Data listing
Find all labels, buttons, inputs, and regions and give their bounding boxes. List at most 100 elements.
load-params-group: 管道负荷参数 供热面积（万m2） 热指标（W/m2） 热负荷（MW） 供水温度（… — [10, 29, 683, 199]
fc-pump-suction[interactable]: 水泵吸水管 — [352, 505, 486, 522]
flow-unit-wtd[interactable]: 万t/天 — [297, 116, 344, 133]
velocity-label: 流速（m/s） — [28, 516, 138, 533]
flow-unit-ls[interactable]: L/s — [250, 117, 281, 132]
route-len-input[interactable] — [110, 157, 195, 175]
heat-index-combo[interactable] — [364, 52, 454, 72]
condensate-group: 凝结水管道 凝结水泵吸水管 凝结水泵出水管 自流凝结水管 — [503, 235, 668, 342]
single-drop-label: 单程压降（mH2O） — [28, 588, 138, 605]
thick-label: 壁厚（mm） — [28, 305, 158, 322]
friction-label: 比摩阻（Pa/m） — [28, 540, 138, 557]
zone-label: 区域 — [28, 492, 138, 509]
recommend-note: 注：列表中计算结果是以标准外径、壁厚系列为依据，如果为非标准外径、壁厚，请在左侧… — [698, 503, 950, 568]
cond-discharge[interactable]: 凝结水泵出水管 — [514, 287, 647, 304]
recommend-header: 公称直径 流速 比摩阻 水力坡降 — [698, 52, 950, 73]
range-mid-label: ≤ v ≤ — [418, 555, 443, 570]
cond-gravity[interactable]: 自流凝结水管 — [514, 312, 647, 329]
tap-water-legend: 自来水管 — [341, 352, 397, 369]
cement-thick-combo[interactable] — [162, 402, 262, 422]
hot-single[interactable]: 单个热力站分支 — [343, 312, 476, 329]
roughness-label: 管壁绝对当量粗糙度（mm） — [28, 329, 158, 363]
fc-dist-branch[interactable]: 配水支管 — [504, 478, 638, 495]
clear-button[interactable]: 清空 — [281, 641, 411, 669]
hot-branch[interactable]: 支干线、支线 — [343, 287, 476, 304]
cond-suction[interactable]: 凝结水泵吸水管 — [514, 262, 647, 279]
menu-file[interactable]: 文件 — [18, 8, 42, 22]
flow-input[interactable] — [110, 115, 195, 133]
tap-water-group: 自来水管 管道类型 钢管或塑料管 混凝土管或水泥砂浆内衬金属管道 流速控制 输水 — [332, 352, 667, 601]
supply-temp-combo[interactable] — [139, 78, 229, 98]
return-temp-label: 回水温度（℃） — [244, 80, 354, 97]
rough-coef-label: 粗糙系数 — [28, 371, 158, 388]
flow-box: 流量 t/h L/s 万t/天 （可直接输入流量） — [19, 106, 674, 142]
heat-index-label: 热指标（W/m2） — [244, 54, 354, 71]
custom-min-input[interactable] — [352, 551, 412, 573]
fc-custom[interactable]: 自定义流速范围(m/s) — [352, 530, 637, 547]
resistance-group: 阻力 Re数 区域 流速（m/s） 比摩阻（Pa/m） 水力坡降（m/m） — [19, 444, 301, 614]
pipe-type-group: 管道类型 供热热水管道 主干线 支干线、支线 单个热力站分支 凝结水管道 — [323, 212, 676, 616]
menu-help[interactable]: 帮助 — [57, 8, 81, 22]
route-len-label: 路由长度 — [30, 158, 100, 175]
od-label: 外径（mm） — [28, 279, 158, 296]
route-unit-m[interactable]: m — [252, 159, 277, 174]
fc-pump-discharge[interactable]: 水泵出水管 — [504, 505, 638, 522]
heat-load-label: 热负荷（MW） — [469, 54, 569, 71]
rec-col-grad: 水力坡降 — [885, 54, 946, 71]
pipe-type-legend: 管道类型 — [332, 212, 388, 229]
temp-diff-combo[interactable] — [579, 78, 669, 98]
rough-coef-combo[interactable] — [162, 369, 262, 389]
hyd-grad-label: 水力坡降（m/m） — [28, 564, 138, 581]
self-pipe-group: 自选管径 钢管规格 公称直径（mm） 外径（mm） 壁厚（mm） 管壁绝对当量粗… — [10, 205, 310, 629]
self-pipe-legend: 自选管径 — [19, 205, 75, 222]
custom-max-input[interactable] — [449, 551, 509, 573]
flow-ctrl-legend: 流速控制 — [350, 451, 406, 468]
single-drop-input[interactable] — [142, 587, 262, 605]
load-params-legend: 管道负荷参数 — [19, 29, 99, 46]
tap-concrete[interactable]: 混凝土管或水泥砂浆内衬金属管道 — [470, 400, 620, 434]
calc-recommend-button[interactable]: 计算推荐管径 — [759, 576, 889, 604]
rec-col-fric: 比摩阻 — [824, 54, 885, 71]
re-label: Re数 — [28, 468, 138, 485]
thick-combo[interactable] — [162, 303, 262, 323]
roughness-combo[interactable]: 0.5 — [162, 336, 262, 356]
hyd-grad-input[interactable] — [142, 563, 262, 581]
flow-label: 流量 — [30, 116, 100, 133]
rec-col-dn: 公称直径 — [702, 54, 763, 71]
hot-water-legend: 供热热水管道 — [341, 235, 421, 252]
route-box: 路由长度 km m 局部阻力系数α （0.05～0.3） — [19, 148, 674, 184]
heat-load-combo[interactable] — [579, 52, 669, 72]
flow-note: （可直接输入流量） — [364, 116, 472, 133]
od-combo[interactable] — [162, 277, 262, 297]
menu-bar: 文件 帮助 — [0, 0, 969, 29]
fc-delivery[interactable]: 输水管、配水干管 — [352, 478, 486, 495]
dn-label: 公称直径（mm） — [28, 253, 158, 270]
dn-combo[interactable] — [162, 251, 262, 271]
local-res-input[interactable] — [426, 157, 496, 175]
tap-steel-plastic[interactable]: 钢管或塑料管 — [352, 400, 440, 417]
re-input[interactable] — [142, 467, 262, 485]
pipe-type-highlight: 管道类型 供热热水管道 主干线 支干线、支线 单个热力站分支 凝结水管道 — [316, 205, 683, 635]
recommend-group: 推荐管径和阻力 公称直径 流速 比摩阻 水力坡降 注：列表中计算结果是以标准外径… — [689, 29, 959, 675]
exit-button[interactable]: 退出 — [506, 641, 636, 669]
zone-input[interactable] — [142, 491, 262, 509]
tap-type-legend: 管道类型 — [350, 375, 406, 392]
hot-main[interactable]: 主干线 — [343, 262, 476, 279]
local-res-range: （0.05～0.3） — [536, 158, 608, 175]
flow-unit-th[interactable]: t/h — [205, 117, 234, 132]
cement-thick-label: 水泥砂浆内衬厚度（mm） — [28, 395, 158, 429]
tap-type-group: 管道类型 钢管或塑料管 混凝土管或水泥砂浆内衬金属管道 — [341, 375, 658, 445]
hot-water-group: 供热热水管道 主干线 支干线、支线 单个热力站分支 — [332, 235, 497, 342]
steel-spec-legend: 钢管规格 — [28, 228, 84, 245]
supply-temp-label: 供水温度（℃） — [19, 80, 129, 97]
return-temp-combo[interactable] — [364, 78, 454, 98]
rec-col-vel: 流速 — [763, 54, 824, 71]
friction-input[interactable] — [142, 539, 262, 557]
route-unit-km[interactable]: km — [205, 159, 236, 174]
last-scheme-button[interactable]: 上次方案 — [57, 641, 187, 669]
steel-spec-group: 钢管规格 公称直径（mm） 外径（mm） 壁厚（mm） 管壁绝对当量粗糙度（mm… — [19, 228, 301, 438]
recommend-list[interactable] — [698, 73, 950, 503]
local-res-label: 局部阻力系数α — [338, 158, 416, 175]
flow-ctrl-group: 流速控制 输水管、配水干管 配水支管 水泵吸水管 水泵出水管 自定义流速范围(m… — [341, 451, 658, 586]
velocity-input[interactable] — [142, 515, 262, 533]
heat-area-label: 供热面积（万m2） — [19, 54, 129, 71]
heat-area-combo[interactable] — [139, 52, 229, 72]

▸ SET EXERCISE:
Update the data, from the start down through the line containing "recommend-note: 注：列表中计算结果是以标准外径、壁厚系列为依据，如果为非标准外径、壁厚，请在左侧… —", by replacing "bounding boxes" with "bounding rectangles" and leaving everything else unchanged.

▸ SOLUTION FOR THIS TASK:
Find all labels, buttons, inputs, and regions and give their bounding rectangles. List at most 100 elements.
load-params-group: 管道负荷参数 供热面积（万m2） 热指标（W/m2） 热负荷（MW） 供水温度（… — [10, 29, 683, 199]
fc-pump-suction[interactable]: 水泵吸水管 — [352, 505, 486, 522]
flow-unit-wtd[interactable]: 万t/天 — [297, 116, 344, 133]
velocity-label: 流速（m/s） — [28, 516, 138, 533]
flow-unit-ls[interactable]: L/s — [250, 117, 281, 132]
route-len-input[interactable] — [110, 157, 195, 175]
heat-index-combo[interactable] — [364, 52, 454, 72]
condensate-group: 凝结水管道 凝结水泵吸水管 凝结水泵出水管 自流凝结水管 — [503, 235, 668, 342]
single-drop-label: 单程压降（mH2O） — [28, 588, 138, 605]
thick-label: 壁厚（mm） — [28, 305, 158, 322]
friction-label: 比摩阻（Pa/m） — [28, 540, 138, 557]
zone-label: 区域 — [28, 492, 138, 509]
recommend-note: 注：列表中计算结果是以标准外径、壁厚系列为依据，如果为非标准外径、壁厚，请在左侧… — [698, 503, 950, 568]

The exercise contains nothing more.